— Source extract —

--- Start ---

On Windows and MS-DOS this is traditionally a colon “:”, like this.

          rename  /o:file_a.txt  /n:file_b.txt

An application might permit whitespace before and after the equal sign, like this.

          rename  -o = file_a.txt  -n = file_b.txt

A third technique is to use the known length of the key to distinguish the key from the argument value. Suppose the “rename” application uses only 1-character keys. Then it might accept arguments like this.

          rename  -ofile_a.txt  -nfile_b.txt

Fixed-length keys make flag concatenation possible

Suppose that an application follows the convention that a single-dash sigil signals the start of a single-character flag argument. Then it can accept either this

          tar -x -v -f  some_filename.tar

or this, where several flag arguments are specified together

          tar -xvf some_filename.tar

Here is where the distinction between the single-dash sigil and the double-dash sigil becomes important.

  • "-xvf" indicates the concatenation of three single-character flags: “x”, “v”, and “f”.
  • "--xvf" (note the double dash) indicates a single multi-character flag: “xvf”.

Parsing the command line

In many of the examples that we’ve seen, parsing the command line is as simple as splitting it on whitespace. But the situation gets more complicated if values can contain whitespace. If that is true, then we need to support delimiters that can enclose values that contain whitespace.

Suppose we want to invoke a word-processor from the command line. And we want to specify two arguments on the command line: the name of the file, and the name of the author. This obviously will not work.

          superedit A Christmas Story.doc  Clement Moore

What we need is this.

          superedit "A Christmas Story.doc"  "Clement Moore"

--- End ---

— Supplied entries —
--- Start ---

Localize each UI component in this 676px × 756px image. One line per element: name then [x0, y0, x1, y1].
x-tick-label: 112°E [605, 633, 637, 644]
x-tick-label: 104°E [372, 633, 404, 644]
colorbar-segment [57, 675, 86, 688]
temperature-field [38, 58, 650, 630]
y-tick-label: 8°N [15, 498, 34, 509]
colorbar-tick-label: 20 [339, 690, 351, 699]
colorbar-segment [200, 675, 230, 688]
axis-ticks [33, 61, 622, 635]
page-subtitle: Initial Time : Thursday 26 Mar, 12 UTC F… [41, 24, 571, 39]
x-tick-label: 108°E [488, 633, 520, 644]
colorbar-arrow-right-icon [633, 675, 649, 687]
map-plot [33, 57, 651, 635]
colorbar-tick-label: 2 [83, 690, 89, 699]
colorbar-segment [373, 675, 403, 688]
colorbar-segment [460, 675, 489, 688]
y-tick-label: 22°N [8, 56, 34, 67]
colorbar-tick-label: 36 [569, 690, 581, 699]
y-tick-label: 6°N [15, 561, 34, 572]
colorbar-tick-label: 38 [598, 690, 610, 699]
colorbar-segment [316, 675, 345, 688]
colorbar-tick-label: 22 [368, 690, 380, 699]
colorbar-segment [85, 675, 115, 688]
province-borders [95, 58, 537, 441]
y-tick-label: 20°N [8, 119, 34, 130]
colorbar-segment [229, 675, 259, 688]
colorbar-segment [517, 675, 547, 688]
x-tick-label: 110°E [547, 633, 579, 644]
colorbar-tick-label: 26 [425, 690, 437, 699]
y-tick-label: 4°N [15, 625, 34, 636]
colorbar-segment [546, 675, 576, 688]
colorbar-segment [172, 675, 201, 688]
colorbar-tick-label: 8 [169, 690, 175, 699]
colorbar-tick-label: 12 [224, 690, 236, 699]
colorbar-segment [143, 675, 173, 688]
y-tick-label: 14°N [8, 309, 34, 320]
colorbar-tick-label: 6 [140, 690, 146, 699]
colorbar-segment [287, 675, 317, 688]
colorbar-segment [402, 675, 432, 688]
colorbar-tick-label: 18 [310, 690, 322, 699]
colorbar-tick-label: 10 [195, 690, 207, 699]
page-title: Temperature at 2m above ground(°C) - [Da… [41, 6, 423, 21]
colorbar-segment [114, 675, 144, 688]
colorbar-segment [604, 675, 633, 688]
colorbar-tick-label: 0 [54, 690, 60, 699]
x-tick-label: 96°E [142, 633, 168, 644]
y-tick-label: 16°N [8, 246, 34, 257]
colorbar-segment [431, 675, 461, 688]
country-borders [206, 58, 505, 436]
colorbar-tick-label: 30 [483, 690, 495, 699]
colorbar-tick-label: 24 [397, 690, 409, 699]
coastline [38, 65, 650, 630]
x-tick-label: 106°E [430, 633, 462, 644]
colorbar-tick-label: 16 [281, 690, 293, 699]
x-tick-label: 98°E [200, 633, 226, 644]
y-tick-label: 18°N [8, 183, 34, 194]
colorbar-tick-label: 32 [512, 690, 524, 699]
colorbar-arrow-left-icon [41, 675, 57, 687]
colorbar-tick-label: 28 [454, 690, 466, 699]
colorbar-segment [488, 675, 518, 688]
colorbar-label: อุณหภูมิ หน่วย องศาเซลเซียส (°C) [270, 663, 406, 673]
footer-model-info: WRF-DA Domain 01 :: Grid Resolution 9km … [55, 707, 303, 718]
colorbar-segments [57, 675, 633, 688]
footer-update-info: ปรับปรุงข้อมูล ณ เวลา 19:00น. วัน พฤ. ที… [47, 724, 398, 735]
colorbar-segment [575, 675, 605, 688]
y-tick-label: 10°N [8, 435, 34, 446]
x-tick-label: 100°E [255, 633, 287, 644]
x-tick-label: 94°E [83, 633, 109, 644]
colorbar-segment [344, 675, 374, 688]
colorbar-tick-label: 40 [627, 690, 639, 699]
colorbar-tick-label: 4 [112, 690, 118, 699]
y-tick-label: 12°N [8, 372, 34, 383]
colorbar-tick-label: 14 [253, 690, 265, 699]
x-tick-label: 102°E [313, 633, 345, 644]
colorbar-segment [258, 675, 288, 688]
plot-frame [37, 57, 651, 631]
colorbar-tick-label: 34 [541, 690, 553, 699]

--- End ---

— Instruction 1 —
In the passage on command-line arguments, what does "-xvf" indicate?
— Instruction 2 —
Write out the portion of the passage on command-line arguments between "In many of the" and "will not work.", inclusive.

— Written response 1 —
The concatenation of three single-character flags: "x", "v", and "f".

— Written response 2 —
In many of the examples that we’ve seen, parsing the command line is as simple as splitting it on whitespace. But the situation gets more complicated if values can contain whitespace. If that is true, then we need to support delimiters that can enclose values that contain whitespace.

Suppose we want to invoke a word-processor from the command line. And we want to specify two arguments on the command line: the name of the file, and the name of the author. This obviously will not work.